_Work to do_.
Pull out every line below holding the word "hoofdstad".
- - - - - - -
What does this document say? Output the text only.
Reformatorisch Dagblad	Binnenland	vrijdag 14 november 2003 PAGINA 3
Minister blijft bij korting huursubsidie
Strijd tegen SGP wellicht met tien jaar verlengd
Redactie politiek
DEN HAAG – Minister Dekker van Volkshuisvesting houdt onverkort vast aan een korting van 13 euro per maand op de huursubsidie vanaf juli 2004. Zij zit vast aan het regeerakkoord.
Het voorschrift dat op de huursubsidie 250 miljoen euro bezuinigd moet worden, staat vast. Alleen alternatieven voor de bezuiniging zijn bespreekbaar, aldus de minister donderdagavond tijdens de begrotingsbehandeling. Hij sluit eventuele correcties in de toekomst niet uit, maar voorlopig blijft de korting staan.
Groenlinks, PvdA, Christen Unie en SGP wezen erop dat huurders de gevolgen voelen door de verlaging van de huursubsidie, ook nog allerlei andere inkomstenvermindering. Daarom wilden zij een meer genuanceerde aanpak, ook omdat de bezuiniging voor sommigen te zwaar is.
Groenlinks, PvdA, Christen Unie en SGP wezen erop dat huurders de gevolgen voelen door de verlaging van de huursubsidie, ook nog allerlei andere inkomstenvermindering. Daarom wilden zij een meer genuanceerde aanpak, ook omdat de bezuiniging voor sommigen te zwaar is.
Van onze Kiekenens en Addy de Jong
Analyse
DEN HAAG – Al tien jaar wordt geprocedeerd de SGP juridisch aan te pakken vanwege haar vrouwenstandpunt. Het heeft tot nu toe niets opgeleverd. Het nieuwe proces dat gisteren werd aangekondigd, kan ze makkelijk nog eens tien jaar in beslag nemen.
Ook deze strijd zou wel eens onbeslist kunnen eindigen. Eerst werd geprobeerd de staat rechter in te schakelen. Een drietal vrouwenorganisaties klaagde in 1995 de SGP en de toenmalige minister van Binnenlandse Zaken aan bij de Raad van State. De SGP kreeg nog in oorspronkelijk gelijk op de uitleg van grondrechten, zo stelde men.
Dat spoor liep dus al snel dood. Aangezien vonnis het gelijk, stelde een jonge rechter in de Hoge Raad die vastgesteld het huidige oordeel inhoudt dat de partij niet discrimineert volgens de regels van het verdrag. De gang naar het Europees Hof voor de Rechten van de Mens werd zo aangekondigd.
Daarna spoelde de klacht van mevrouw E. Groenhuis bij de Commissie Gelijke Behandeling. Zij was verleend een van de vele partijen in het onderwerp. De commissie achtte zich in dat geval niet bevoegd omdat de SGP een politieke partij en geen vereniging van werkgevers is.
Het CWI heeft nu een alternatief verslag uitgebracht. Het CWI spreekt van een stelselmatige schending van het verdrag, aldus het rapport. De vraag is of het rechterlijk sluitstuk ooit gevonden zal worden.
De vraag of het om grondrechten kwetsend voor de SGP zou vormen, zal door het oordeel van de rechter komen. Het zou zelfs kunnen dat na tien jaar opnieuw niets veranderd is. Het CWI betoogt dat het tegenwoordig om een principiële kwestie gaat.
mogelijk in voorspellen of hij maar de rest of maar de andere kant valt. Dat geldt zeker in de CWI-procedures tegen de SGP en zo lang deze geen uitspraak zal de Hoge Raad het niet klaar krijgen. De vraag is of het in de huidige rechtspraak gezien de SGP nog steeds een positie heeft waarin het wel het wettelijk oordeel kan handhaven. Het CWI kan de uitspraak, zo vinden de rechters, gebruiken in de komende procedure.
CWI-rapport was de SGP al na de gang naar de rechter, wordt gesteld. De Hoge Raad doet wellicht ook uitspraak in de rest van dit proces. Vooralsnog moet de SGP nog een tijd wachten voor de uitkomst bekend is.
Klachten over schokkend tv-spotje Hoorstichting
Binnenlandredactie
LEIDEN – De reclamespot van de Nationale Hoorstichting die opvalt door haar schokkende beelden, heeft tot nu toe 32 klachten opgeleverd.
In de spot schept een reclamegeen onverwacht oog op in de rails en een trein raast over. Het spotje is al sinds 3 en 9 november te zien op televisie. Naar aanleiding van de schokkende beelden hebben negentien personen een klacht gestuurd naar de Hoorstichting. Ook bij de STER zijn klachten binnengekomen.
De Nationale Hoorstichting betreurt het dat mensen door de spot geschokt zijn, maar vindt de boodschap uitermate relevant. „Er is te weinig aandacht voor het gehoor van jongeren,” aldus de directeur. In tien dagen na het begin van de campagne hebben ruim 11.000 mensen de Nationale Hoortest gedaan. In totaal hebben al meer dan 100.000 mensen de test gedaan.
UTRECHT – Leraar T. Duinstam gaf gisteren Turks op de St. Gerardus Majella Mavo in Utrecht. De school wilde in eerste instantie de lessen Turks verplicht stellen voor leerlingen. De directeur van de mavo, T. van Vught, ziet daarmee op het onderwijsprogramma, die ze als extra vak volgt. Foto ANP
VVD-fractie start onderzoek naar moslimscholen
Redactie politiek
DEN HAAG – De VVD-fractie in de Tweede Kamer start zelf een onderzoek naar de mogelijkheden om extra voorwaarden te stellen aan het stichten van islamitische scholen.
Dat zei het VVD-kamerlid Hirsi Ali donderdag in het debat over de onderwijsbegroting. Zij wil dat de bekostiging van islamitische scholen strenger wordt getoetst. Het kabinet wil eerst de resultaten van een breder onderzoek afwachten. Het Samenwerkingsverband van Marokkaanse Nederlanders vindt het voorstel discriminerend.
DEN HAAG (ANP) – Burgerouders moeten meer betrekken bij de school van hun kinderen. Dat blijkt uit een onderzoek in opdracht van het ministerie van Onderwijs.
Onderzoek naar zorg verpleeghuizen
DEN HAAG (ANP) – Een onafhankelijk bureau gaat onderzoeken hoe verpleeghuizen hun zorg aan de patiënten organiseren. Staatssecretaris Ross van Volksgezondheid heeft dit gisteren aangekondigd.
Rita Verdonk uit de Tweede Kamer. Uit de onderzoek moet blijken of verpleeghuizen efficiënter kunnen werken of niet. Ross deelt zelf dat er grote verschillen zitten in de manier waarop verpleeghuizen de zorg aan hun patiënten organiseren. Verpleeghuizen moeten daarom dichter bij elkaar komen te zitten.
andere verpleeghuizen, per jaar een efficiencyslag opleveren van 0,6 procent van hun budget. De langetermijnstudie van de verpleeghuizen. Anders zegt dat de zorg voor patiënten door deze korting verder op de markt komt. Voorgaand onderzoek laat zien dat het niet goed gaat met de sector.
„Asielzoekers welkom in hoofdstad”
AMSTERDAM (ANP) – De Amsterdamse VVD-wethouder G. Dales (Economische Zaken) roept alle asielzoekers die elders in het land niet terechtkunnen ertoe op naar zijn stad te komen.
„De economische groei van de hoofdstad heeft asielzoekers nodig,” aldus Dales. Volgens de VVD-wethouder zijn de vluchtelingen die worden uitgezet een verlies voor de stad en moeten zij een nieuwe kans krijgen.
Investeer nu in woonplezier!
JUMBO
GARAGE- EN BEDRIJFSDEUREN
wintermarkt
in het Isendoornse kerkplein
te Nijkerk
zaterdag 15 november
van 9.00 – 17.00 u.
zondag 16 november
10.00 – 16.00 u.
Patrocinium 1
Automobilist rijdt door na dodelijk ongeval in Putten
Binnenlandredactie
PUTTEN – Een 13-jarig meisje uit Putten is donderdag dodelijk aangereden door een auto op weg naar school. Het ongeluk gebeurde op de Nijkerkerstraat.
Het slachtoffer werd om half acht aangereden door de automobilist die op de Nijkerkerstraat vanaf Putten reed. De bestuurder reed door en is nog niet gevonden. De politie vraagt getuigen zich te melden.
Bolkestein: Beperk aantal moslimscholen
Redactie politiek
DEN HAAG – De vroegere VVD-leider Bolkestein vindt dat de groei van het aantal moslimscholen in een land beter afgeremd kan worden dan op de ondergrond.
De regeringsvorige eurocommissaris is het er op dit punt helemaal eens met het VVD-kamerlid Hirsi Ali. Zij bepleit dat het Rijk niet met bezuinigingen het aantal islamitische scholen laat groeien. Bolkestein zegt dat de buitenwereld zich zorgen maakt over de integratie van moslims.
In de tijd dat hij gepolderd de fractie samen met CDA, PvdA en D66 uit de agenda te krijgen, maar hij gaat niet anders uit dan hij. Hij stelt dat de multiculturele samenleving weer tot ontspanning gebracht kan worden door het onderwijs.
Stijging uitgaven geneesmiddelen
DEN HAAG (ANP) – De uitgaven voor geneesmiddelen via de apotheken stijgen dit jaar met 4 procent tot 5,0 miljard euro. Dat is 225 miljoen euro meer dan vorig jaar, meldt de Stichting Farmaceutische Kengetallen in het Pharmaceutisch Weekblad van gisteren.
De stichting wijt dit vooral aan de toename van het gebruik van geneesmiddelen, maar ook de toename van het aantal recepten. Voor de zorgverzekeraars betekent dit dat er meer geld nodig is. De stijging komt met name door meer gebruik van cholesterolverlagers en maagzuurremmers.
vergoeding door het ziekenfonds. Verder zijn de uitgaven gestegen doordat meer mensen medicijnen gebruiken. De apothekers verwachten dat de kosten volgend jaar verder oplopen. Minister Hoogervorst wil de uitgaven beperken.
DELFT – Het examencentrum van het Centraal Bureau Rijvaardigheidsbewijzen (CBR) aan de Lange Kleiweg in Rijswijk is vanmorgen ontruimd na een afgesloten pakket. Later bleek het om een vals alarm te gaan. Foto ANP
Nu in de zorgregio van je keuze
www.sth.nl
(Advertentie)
- - - - - - -
_Result of the exercise_.
„Asielzoekers welkom in hoofdstad”
„De economische groei van de hoofdstad heeft asielzoekers nodig,” aldus Dales. Volgens de VVD-wethouder zijn de vluchtelingen die worden uitgezet een verlies voor de stad en moeten zij een nieuwe kans krijgen.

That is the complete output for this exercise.